_Input for this task_
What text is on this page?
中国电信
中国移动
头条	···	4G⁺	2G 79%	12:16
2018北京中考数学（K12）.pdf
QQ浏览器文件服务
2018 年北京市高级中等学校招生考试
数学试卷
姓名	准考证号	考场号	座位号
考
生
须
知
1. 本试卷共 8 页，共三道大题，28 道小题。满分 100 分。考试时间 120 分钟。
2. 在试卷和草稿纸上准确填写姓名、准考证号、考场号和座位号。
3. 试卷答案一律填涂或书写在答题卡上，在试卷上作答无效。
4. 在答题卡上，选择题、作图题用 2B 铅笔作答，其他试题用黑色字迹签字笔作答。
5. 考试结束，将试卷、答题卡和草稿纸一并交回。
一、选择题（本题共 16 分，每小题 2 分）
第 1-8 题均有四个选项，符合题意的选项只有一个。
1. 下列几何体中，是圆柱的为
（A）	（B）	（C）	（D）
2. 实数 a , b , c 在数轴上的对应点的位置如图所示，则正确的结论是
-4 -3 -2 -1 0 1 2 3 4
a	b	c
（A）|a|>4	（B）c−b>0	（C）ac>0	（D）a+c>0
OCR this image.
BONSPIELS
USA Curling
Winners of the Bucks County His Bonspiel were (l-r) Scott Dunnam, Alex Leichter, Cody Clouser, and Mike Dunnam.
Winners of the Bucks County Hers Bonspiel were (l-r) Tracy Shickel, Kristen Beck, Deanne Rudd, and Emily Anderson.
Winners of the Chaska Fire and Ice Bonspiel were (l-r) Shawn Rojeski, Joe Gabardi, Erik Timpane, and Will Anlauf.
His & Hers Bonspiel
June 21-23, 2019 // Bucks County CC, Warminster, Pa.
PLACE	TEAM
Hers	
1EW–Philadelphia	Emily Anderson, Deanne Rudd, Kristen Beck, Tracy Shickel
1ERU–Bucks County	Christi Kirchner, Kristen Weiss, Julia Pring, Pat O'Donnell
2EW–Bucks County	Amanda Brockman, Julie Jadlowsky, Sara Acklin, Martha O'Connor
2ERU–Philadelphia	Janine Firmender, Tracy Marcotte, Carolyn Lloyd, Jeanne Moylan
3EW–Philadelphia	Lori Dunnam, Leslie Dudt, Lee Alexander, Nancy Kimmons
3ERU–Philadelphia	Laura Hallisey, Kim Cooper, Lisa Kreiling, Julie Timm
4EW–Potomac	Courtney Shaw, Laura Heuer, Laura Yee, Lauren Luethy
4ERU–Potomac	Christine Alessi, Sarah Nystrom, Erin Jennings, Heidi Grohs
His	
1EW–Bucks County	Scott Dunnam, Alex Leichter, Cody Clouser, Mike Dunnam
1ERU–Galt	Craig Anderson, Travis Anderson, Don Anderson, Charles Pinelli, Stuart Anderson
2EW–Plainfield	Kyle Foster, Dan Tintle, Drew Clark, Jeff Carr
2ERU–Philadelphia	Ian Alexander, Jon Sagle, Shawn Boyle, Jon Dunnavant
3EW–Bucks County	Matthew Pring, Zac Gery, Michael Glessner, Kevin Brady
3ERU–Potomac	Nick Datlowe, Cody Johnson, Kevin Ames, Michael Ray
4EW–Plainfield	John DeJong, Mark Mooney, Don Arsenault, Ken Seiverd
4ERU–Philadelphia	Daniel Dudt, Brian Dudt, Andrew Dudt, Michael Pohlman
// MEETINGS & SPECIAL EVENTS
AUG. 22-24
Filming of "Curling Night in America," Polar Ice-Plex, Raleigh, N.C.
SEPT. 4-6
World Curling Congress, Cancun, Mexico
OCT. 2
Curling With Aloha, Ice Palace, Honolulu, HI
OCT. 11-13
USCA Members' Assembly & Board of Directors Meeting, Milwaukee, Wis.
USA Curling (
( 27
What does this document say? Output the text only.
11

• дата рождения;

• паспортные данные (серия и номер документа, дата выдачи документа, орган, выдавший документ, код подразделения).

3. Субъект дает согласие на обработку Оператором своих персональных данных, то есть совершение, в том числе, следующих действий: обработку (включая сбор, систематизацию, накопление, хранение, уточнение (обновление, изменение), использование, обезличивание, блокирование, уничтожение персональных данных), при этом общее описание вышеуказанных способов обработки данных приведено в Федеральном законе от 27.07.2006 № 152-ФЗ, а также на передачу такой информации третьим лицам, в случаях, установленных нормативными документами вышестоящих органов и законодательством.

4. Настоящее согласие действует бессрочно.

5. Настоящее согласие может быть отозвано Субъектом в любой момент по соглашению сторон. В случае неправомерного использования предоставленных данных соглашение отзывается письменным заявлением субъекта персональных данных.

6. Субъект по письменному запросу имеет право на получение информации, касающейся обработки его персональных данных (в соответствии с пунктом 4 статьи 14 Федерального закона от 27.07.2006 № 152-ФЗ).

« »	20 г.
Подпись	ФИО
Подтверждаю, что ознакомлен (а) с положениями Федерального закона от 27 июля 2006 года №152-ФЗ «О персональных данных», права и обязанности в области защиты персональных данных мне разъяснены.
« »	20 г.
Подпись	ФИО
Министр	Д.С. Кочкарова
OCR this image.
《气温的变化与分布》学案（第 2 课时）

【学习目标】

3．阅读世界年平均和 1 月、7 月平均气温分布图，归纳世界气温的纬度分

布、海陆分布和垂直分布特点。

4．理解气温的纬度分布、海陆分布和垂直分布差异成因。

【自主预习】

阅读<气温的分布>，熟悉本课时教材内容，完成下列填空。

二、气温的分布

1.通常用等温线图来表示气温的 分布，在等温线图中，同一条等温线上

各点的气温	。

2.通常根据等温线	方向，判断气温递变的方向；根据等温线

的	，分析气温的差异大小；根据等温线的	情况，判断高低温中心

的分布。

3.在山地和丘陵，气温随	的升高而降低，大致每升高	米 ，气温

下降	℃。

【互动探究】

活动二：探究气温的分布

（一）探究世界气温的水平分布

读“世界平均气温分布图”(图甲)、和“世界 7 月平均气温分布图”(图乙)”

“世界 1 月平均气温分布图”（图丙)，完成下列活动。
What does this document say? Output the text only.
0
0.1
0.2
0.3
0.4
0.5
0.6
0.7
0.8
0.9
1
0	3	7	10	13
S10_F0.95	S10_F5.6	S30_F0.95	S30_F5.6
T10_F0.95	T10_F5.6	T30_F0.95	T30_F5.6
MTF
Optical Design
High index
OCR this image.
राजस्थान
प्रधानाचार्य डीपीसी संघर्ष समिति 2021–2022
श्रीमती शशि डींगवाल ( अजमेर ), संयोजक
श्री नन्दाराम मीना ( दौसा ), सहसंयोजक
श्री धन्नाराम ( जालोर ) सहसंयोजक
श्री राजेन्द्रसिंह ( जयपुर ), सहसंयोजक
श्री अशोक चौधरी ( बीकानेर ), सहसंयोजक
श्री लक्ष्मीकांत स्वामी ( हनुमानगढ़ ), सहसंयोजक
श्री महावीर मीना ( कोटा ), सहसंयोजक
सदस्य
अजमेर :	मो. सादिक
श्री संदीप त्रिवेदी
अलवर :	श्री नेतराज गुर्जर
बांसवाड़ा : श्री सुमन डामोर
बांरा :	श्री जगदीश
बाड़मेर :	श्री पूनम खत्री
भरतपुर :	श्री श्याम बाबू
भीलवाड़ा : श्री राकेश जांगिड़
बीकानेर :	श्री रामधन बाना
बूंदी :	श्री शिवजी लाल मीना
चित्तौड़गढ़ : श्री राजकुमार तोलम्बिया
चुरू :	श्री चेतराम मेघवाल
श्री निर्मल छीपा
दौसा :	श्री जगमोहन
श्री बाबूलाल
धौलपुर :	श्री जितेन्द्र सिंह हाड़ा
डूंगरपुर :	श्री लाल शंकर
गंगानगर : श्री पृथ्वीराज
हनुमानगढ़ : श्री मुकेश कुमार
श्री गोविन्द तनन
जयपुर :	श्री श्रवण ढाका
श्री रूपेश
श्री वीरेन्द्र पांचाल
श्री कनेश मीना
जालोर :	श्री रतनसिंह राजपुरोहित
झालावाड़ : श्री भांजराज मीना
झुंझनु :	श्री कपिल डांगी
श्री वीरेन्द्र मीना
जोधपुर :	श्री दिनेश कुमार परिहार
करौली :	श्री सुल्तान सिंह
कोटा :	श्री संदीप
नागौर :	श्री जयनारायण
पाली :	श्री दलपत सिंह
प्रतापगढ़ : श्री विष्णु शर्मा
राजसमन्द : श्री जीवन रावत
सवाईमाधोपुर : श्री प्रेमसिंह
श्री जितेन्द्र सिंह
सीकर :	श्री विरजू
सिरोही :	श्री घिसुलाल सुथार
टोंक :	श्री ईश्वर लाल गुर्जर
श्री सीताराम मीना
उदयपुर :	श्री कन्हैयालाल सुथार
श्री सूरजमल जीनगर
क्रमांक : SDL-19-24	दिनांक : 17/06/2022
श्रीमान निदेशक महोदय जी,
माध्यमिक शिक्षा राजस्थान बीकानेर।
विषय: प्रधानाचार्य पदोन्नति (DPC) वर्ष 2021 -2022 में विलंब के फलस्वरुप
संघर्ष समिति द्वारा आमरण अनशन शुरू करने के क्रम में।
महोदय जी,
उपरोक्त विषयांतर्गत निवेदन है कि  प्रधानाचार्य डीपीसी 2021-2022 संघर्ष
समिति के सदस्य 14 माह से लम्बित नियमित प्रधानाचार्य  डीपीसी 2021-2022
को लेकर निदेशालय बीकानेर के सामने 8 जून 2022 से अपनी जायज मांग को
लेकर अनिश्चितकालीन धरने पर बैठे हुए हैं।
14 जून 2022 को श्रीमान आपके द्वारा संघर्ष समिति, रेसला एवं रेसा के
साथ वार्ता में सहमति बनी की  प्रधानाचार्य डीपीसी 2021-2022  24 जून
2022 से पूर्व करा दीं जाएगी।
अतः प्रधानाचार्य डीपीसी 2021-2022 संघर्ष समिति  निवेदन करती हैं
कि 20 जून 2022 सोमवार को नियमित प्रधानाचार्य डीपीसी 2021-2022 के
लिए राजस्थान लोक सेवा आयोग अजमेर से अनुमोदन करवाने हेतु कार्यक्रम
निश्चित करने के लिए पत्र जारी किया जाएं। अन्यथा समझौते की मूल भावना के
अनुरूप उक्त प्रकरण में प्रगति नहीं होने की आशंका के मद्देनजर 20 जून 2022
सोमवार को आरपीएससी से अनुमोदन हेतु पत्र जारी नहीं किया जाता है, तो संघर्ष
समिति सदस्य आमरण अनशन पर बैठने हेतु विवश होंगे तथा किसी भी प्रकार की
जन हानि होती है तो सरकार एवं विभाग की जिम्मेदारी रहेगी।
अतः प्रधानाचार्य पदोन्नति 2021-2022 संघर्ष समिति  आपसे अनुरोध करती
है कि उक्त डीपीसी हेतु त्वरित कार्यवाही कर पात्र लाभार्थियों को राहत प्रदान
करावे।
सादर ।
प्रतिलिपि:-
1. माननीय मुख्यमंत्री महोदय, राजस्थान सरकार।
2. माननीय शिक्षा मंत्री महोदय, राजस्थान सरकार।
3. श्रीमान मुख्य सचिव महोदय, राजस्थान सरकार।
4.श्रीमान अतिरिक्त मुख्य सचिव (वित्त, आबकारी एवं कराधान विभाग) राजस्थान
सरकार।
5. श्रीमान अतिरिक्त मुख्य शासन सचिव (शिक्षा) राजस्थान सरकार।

_Stated task_
Pull out all lines in the data above that include "Julie".

_The solution_
2EW–Bucks County	Amanda Brockman, Julie Jadlowsky, Sara Acklin, Martha O'Connor
3ERU–Philadelphia	Laura Hallisey, Kim Cooper, Lisa Kreiling, Julie Timm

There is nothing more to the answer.